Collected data
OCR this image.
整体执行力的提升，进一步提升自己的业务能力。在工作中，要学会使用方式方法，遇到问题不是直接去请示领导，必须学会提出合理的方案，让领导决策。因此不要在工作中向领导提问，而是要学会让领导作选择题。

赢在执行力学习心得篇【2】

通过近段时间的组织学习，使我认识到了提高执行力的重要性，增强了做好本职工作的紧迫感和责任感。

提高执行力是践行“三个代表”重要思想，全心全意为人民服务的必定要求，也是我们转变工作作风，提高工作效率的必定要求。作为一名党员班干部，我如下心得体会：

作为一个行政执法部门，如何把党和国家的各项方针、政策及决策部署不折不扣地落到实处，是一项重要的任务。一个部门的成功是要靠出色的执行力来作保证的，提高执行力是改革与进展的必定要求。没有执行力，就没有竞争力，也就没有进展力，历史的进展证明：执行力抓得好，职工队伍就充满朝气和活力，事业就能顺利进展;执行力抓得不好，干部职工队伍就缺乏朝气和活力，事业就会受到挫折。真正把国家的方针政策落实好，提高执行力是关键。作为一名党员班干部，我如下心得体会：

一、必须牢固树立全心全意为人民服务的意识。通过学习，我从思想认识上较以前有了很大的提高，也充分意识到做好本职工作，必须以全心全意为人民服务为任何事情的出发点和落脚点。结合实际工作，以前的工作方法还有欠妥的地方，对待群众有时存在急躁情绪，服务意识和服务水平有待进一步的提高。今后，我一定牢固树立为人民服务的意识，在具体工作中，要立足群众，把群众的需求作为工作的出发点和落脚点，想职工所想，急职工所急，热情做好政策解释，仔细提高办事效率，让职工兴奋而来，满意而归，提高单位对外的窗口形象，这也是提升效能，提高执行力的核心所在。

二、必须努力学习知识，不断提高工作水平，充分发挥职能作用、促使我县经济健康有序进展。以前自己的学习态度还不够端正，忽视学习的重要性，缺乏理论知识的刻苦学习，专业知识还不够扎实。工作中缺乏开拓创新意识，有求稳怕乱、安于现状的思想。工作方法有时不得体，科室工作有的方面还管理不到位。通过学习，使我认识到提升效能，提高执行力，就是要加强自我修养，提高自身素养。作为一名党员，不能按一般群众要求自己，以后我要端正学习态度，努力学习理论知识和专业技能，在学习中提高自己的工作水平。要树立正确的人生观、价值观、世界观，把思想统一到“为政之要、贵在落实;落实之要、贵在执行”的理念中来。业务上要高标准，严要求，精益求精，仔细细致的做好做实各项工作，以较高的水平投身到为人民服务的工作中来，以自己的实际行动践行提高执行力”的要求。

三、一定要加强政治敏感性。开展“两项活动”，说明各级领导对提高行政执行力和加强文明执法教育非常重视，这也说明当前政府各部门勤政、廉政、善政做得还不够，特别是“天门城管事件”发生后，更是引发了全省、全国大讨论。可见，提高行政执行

**PROBLEM DESCRIPTION**
Extract the listing in its entirety, matching it exactly.

**REPLY**
OCR this image.
整体执行力的提升，进一步提升自己的业务能力。在工作中，要学会使用方式方法，遇到问题不是直接去请示领导，必须学会提出合理的方案，让领导决策。因此不要在工作中向领导提问，而是要学会让领导作选择题。

赢在执行力学习心得篇【2】

通过近段时间的组织学习，使我认识到了提高执行力的重要性，增强了做好本职工作的紧迫感和责任感。

提高执行力是践行“三个代表”重要思想，全心全意为人民服务的必定要求，也是我们转变工作作风，提高工作效率的必定要求。作为一名党员班干部，我如下心得体会：

作为一个行政执法部门，如何把党和国家的各项方针、政策及决策部署不折不扣地落到实处，是一项重要的任务。一个部门的成功是要靠出色的执行力来作保证的，提高执行力是改革与进展的必定要求。没有执行力，就没有竞争力，也就没有进展力，历史的进展证明：执行力抓得好，职工队伍就充满朝气和活力，事业就能顺利进展;执行力抓得不好，干部职工队伍就缺乏朝气和活力，事业就会受到挫折。真正把国家的方针政策落实好，提高执行力是关键。作为一名党员班干部，我如下心得体会：

一、必须牢固树立全心全意为人民服务的意识。通过学习，我从思想认识上较以前有了很大的提高，也充分意识到做好本职工作，必须以全心全意为人民服务为任何事情的出发点和落脚点。结合实际工作，以前的工作方法还有欠妥的地方，对待群众有时存在急躁情绪，服务意识和服务水平有待进一步的提高。今后，我一定牢固树立为人民服务的意识，在具体工作中，要立足群众，把群众的需求作为工作的出发点和落脚点，想职工所想，急职工所急，热情做好政策解释，仔细提高办事效率，让职工兴奋而来，满意而归，提高单位对外的窗口形象，这也是提升效能，提高执行力的核心所在。

二、必须努力学习知识，不断提高工作水平，充分发挥职能作用、促使我县经济健康有序进展。以前自己的学习态度还不够端正，忽视学习的重要性，缺乏理论知识的刻苦学习，专业知识还不够扎实。工作中缺乏开拓创新意识，有求稳怕乱、安于现状的思想。工作方法有时不得体，科室工作有的方面还管理不到位。通过学习，使我认识到提升效能，提高执行力，就是要加强自我修养，提高自身素养。作为一名党员，不能按一般群众要求自己，以后我要端正学习态度，努力学习理论知识和专业技能，在学习中提高自己的工作水平。要树立正确的人生观、价值观、世界观，把思想统一到“为政之要、贵在落实;落实之要、贵在执行”的理念中来。业务上要高标准，严要求，精益求精，仔细细致的做好做实各项工作，以较高的水平投身到为人民服务的工作中来，以自己的实际行动践行提高执行力”的要求。

三、一定要加强政治敏感性。开展“两项活动”，说明各级领导对提高行政执行力和加强文明执法教育非常重视，这也说明当前政府各部门勤政、廉政、善政做得还不够，特别是“天门城管事件”发生后，更是引发了全省、全国大讨论。可见，提高行政执行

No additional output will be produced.